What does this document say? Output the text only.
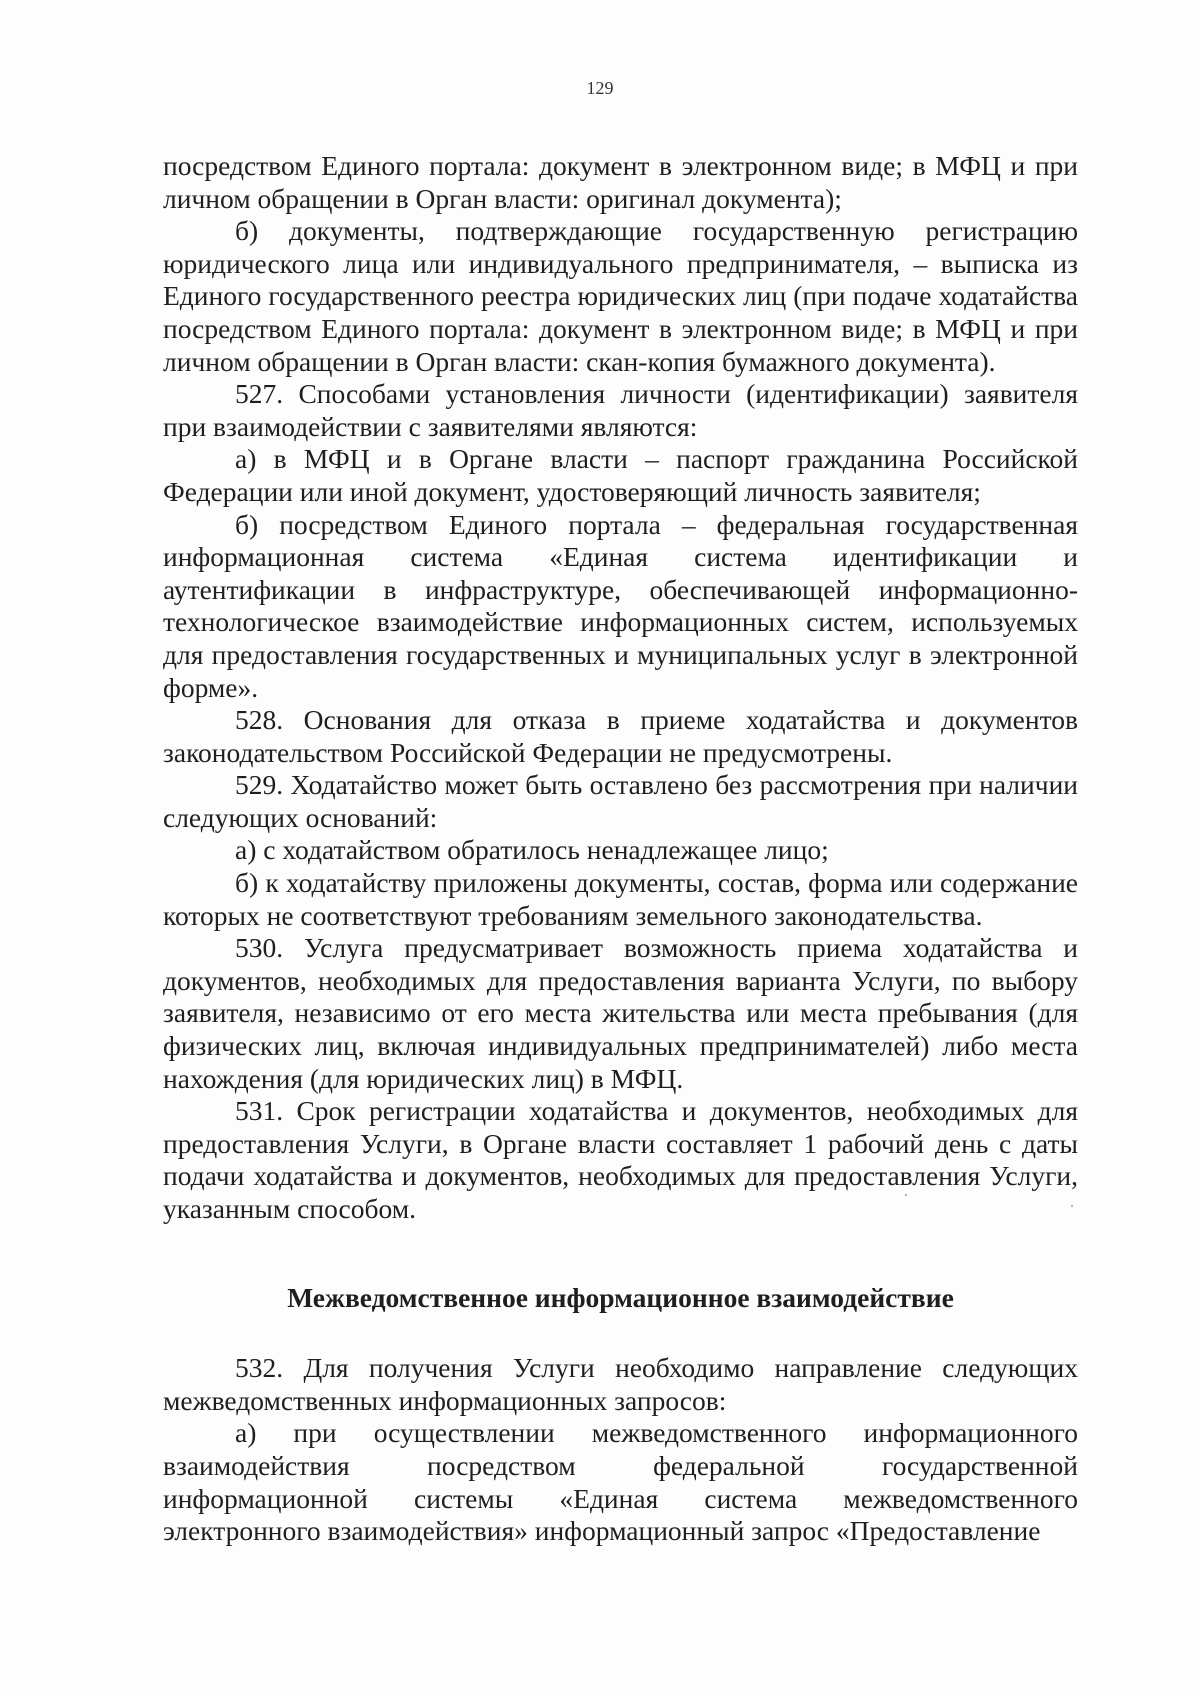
129

посредством Единого портала: документ в электронном виде; в МФЦ и при личном обращении в Орган власти: оригинал документа);

б) документы, подтверждающие государственную регистрацию юридического лица или индивидуального предпринимателя, – выписка из Единого государственного реестра юридических лиц (при подаче ходатайства посредством Единого портала: документ в электронном виде; в МФЦ и при личном обращении в Орган власти: скан-копия бумажного документа).

527. Способами установления личности (идентификации) заявителя при взаимодействии с заявителями являются:

а) в МФЦ и в Органе власти – паспорт гражданина Российской Федерации или иной документ, удостоверяющий личность заявителя;

б) посредством Единого портала – федеральная государственная информационная система «Единая система идентификации и аутентификации в инфраструктуре, обеспечивающей информационно-технологическое взаимодействие информационных систем, используемых для предоставления государственных и муниципальных услуг в электронной форме».

528. Основания для отказа в приеме ходатайства и документов законодательством Российской Федерации не предусмотрены.

529. Ходатайство может быть оставлено без рассмотрения при наличии следующих оснований:

а) с ходатайством обратилось ненадлежащее лицо;

б) к ходатайству приложены документы, состав, форма или содержание которых не соответствуют требованиям земельного законодательства.

530. Услуга предусматривает возможность приема ходатайства и документов, необходимых для предоставления варианта Услуги, по выбору заявителя, независимо от его места жительства или места пребывания (для физических лиц, включая индивидуальных предпринимателей) либо места нахождения (для юридических лиц) в МФЦ.

531. Срок регистрации ходатайства и документов, необходимых для предоставления Услуги, в Органе власти составляет 1 рабочий день с даты подачи ходатайства и документов, необходимых для предоставления Услуги, указанным способом.

Межведомственное информационное взаимодействие

532. Для получения Услуги необходимо направление следующих межведомственных информационных запросов:

а) при осуществлении межведомственного информационного взаимодействия посредством федеральной государственной информационной системы «Единая система межведомственного электронного взаимодействия» информационный запрос «Предоставление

______

- [Problem details] Tell how many lines of the material above hold "документа", answering with a bare number.

- [Result] 2